WRITTEN EXERCISE >> Here are some entries; quote each one exactly.

====================

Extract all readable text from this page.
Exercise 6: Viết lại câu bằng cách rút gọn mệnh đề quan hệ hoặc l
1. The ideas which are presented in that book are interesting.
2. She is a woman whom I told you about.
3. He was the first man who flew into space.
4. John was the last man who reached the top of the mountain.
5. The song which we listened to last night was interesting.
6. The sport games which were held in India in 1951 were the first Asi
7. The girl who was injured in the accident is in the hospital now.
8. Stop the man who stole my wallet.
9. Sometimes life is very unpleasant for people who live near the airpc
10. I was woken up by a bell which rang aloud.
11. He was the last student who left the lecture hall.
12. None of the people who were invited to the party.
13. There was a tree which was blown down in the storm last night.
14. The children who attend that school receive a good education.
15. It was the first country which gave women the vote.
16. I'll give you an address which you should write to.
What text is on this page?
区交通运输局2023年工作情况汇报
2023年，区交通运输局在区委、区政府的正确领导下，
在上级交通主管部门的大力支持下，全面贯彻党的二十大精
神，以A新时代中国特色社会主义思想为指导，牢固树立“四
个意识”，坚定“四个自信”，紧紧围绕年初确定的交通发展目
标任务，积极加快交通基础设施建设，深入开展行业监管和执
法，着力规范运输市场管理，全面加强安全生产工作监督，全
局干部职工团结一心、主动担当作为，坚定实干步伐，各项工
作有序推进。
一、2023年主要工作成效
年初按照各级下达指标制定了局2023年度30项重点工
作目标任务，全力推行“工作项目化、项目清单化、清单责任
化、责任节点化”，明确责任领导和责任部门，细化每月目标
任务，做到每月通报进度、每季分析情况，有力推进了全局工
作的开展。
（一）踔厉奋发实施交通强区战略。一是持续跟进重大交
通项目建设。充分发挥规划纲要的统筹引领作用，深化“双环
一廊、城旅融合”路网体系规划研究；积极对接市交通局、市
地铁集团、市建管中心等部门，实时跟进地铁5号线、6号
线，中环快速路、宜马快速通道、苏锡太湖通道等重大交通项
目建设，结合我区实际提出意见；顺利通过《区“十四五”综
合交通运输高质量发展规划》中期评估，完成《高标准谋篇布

====================

ANSWER TO THE TASK >>
Extract all readable text from this page.
Exercise 6: Viết lại câu bằng cách rút gọn mệnh đề quan hệ hoặc l
1. The ideas which are presented in that book are interesting.
2. She is a woman whom I told you about.
3. He was the first man who flew into space.
4. John was the last man who reached the top of the mountain.
5. The song which we listened to last night was interesting.
6. The sport games which were held in India in 1951 were the first Asi
7. The girl who was injured in the accident is in the hospital now.
8. Stop the man who stole my wallet.
9. Sometimes life is very unpleasant for people who live near the airpc
10. I was woken up by a bell which rang aloud.
11. He was the last student who left the lecture hall.
12. None of the people who were invited to the party.
13. There was a tree which was blown down in the storm last night.
14. The children who attend that school receive a good education.
15. It was the first country which gave women the vote.
16. I'll give you an address which you should write to.
What text is on this page?
区交通运输局2023年工作情况汇报
2023年，区交通运输局在区委、区政府的正确领导下，
在上级交通主管部门的大力支持下，全面贯彻党的二十大精
神，以A新时代中国特色社会主义思想为指导，牢固树立“四
个意识”，坚定“四个自信”，紧紧围绕年初确定的交通发展目
标任务，积极加快交通基础设施建设，深入开展行业监管和执
法，着力规范运输市场管理，全面加强安全生产工作监督，全
局干部职工团结一心、主动担当作为，坚定实干步伐，各项工
作有序推进。
一、2023年主要工作成效
年初按照各级下达指标制定了局2023年度30项重点工
作目标任务，全力推行“工作项目化、项目清单化、清单责任
化、责任节点化”，明确责任领导和责任部门，细化每月目标
任务，做到每月通报进度、每季分析情况，有力推进了全局工
作的开展。
（一）踔厉奋发实施交通强区战略。一是持续跟进重大交
通项目建设。充分发挥规划纲要的统筹引领作用，深化“双环
一廊、城旅融合”路网体系规划研究；积极对接市交通局、市
地铁集团、市建管中心等部门，实时跟进地铁5号线、6号
线，中环快速路、宜马快速通道、苏锡太湖通道等重大交通项
目建设，结合我区实际提出意见；顺利通过《区“十四五”综
合交通运输高质量发展规划》中期评估，完成《高标准谋篇布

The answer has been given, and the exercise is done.